BEGIN

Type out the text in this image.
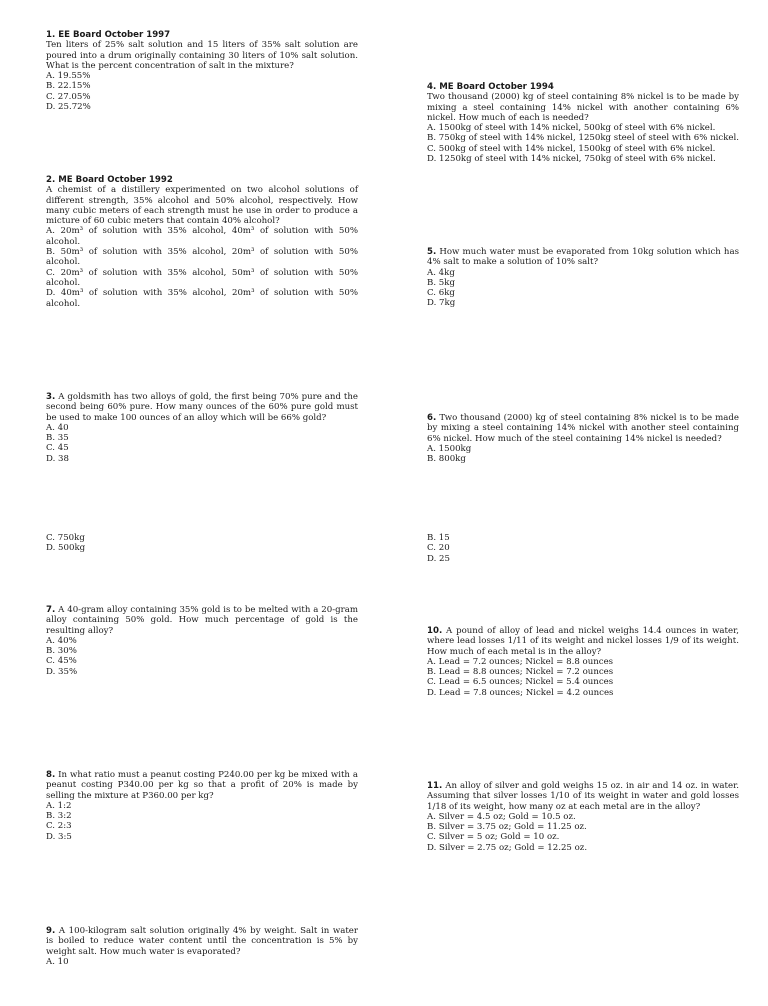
1. EE Board October 1997
Ten liters of 25% salt solution and 15 liters of 35% salt solution are poured into a drum originally containing 30 liters of 10% salt solution. What is the percent concentration of salt in the mixture?
A. 19.55%
B. 22.15%
C. 27.05%
D. 25.72%
4. ME Board October 1994
Two thousand (2000) kg of steel containing 8% nickel is to be made by mixing a steel containing 14% nickel with another containing 6% nickel. How much of each is needed?
A. 1500kg of steel with 14% nickel, 500kg of steel with 6% nickel.
B. 750kg of steel with 14% nickel, 1250kg steel of steel with 6% nickel.
C. 500kg of steel with 14% nickel, 1500kg of steel with 6% nickel.
D. 1250kg of steel with 14% nickel, 750kg of steel with 6% nickel.
2. ME Board October 1992
A chemist of a distillery experimented on two alcohol solutions of different strength, 35% alcohol and 50% alcohol, respectively. How many cubic meters of each strength must he use in order to produce a micture of 60 cubic meters that contain 40% alcohol?
A. 20m³ of solution with 35% alcohol, 40m³ of solution with 50% alcohol.
B. 50m³ of solution with 35% alcohol, 20m³ of solution with 50% alcohol.
C. 20m³ of solution with 35% alcohol, 50m³ of solution with 50% alcohol.
D. 40m³ of solution with 35% alcohol, 20m³ of solution with 50% alcohol.
5. How much water must be evaporated from 10kg solution which has 4% salt to make a solution of 10% salt?
A. 4kg
B. 5kg
C. 6kg
D. 7kg
3. A goldsmith has two alloys of gold, the first being 70% pure and the second being 60% pure. How many ounces of the 60% pure gold must be used to make 100 ounces of an alloy which will be 66% gold?
A. 40
B. 35
C. 45
D. 38
6. Two thousand (2000) kg of steel containing 8% nickel is to be made by mixing a steel containing 14% nickel with another steel containing 6% nickel. How much of the steel containing 14% nickel is needed?
A. 1500kg
B. 800kg
C. 750kg
D. 500kg
B. 15
C. 20
D. 25
7. A 40-gram alloy containing 35% gold is to be melted with a 20-gram alloy containing 50% gold. How much percentage of gold is the resulting alloy?
A. 40%
B. 30%
C. 45%
D. 35%
10. A pound of alloy of lead and nickel weighs 14.4 ounces in water, where lead losses 1/11 of its weight and nickel losses 1/9 of its weight. How much of each metal is in the alloy?
A. Lead = 7.2 ounces; Nickel = 8.8 ounces
B. Lead = 8.8 ounces; Nickel = 7.2 ounces
C. Lead = 6.5 ounces; Nickel = 5.4 ounces
D. Lead = 7.8 ounces; Nickel = 4.2 ounces
8. In what ratio must a peanut costing P240.00 per kg be mixed with a peanut costing P340.00 per kg so that a profit of 20% is made by selling the mixture at P360.00 per kg?
A. 1:2
B. 3:2
C. 2:3
D. 3:5
11. An alloy of silver and gold weighs 15 oz. in air and 14 oz. in water. Assuming that silver losses 1/10 of its weight in water and gold losses 1/18 of its weight, how many oz at each metal are in the alloy?
A. Silver = 4.5 oz; Gold = 10.5 oz.
B. Silver = 3.75 oz; Gold = 11.25 oz.
C. Silver = 5 oz; Gold = 10 oz.
D. Silver = 2.75 oz; Gold = 12.25 oz.
9. A 100-kilogram salt solution originally 4% by weight. Salt in water is boiled to reduce water content until the concentration is 5% by weight salt. How much water is evaporated?
A. 10
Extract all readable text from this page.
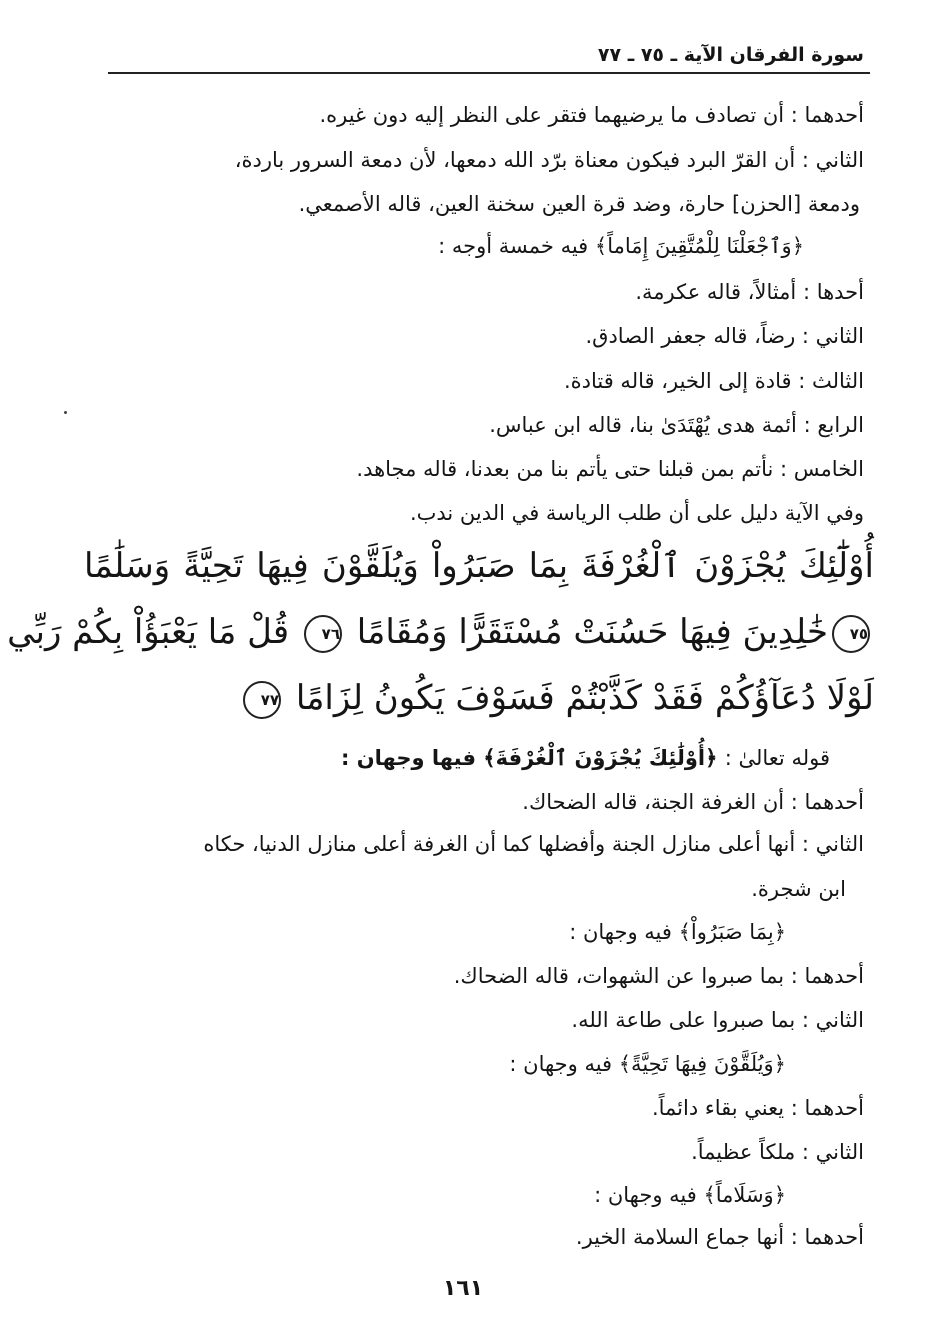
سورة الفرقان الآية ـ ٧٥ ـ ٧٧
أحدهما : أن تصادف ما يرضيهما فتقر على النظر إليه دون غيره.
الثاني : أن القرّ البرد فيكون معناة برّد الله دمعها، لأن دمعة السرور باردة،
ودمعة [الحزن] حارة، وضد قرة العين سخنة العين، قاله الأصمعي.
﴿وَٱجْعَلْنَا لِلْمُتَّقِينَ إِمَاماً﴾ فيه خمسة أوجه :
أحدها : أمثالاً، قاله عكرمة.
الثاني : رضاً، قاله جعفر الصادق.
الثالث : قادة إلى الخير، قاله قتادة.
الرابع : أئمة هدى يُهْتَدَىٰ بنا، قاله ابن عباس.
الخامس : نأتم بمن قبلنا حتى يأتم بنا من بعدنا، قاله مجاهد.
وفي الآية دليل على أن طلب الرياسة في الدين ندب.
أُوْلَٰٓئِكَ يُجْزَوْنَ ٱلْغُرْفَةَ بِمَا صَبَرُواْ وَيُلَقَّوْنَ فِيهَا تَحِيَّةً وَسَلَٰمًا
٧٥خَٰلِدِينَ فِيهَا حَسُنَتْ مُسْتَقَرًّا وَمُقَامًا ٧٦ قُلْ مَا يَعْبَؤُاْ بِكُمْ رَبِّي
لَوْلَا دُعَآؤُكُمْ فَقَدْ كَذَّبْتُمْ فَسَوْفَ يَكُونُ لِزَامًا ٧٧
قوله تعالىٰ : ﴿أُوْلَٰئِكَ يُجْزَوْنَ ٱلْغُرْفَةَ﴾ فيها وجهان :
أحدهما : أن الغرفة الجنة، قاله الضحاك.
الثاني : أنها أعلى منازل الجنة وأفضلها كما أن الغرفة أعلى منازل الدنيا، حكاه
ابن شجرة.
﴿بِمَا صَبَرُواْ﴾ فيه وجهان :
أحدهما : بما صبروا عن الشهوات، قاله الضحاك.
الثاني : بما صبروا على طاعة الله.
﴿وَيُلَقَّوْنَ فِيهَا تَحِيَّةً﴾ فيه وجهان :
أحدهما : يعني بقاء دائماً.
الثاني : ملكاً عظيماً.
﴿وَسَلَاماً﴾ فيه وجهان :
أحدهما : أنها جماع السلامة الخير.
١٦١
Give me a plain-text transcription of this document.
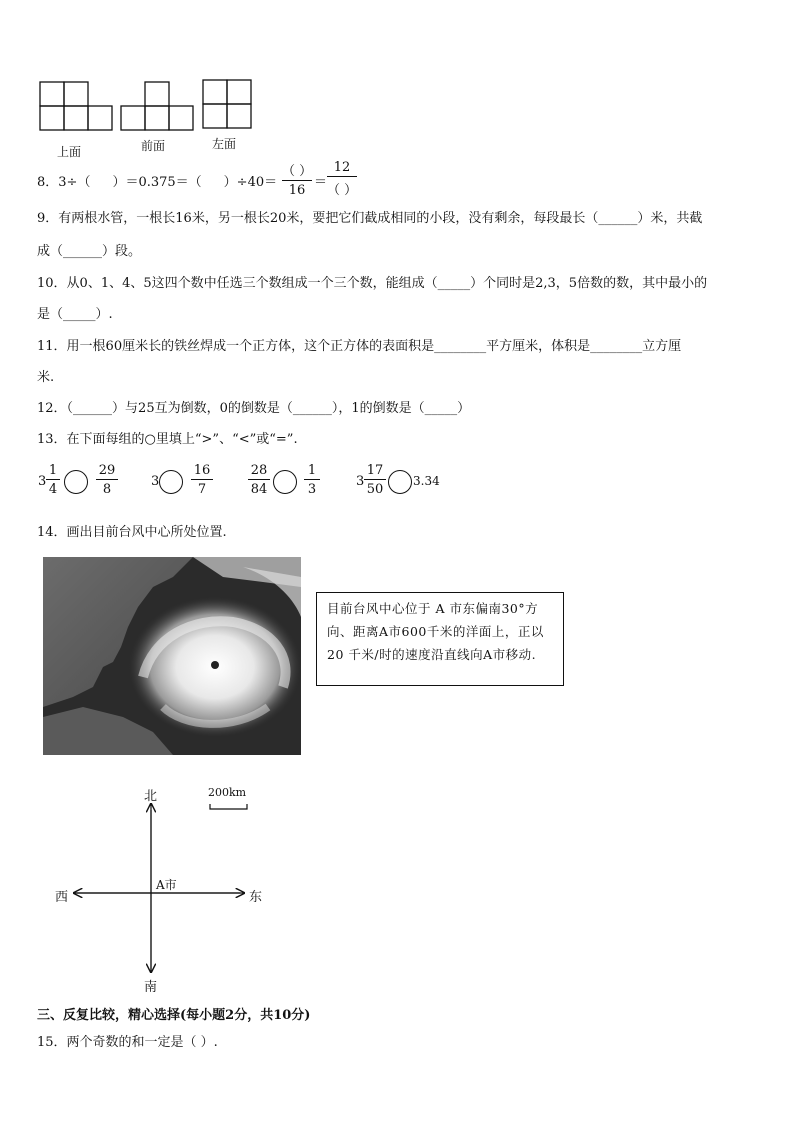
上面	前面	左面
8．3÷（ ）＝0.375＝（ ）÷40＝
（ ）
16
＝
12
（ ）
9．有两根水管，一根长16米，另一根长20米，要把它们截成相同的小段，没有剩余，每段最长（______）米，共截
成（______）段。
10．从0、1、4、5这四个数中任选三个数组成一个三个数，能组成（_____）个同时是2,3，5倍数的数，其中最小的
是（_____）.
11．用一根60厘米长的铁丝焊成一个正方体，这个正方体的表面积是________平方厘米，体积是________立方厘
米.
12．（______）与25互为倒数，0的倒数是（______），1的倒数是（_____）
13．在下面每组的○里填上“>”、“<”或“=”.
3
1
4
29
8
3
16
7
28
84
1
3
3
17
50
3.34
14．画出目前台风中心所处位置.
目前台风中心位于 A 市东偏南30°方向、距离A市600千米的洋面上，正以 20 千米/时的速度沿直线向A市移动.
北
南
东
西
A市
200km
三、反复比较，精心选择(每小题2分，共10分)
15．两个奇数的和一定是（ ）.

END

● Problem description: Pick out each line containing "الآية" and report it.

● Correct response:
سورة الفرقان الآية ـ ٧٥ ـ ٧٧
وفي الآية دليل على أن طلب الرياسة في الدين ندب.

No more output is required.